Exercise instructions |
Print every record below exactly as written.

Structured figure records
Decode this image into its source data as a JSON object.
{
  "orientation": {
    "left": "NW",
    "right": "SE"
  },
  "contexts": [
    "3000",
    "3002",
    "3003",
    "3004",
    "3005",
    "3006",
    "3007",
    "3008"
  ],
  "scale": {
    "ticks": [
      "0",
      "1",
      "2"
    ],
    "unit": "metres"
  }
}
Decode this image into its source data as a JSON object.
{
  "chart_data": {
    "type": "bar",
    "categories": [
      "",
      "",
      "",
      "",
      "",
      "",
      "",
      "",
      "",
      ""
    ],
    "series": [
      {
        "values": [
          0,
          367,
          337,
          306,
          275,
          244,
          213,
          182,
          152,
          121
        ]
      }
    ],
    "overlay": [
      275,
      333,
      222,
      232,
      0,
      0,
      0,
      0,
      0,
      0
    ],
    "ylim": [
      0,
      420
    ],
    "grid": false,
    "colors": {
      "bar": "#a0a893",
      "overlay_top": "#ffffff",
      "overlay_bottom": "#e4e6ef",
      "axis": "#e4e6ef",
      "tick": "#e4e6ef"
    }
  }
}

Task result |
Decode this image into its source data as a JSON object.
{
  "orientation": {
    "left": "NW",
    "right": "SE"
  },
  "contexts": [
    "3000",
    "3002",
    "3003",
    "3004",
    "3005",
    "3006",
    "3007",
    "3008"
  ],
  "scale": {
    "ticks": [
      "0",
      "1",
      "2"
    ],
    "unit": "metres"
  }
}
Decode this image into its source data as a JSON object.
{
  "chart_data": {
    "type": "bar",
    "categories": [
      "",
      "",
      "",
      "",
      "",
      "",
      "",
      "",
      "",
      ""
    ],
    "series": [
      {
        "values": [
          0,
          367,
          337,
          306,
          275,
          244,
          213,
          182,
          152,
          121
        ]
      }
    ],
    "overlay": [
      275,
      333,
      222,
      232,
      0,
      0,
      0,
      0,
      0,
      0
    ],
    "ylim": [
      0,
      420
    ],
    "grid": false,
    "colors": {
      "bar": "#a0a893",
      "overlay_top": "#ffffff",
      "overlay_bottom": "#e4e6ef",
      "axis": "#e4e6ef",
      "tick": "#e4e6ef"
    }
  }
}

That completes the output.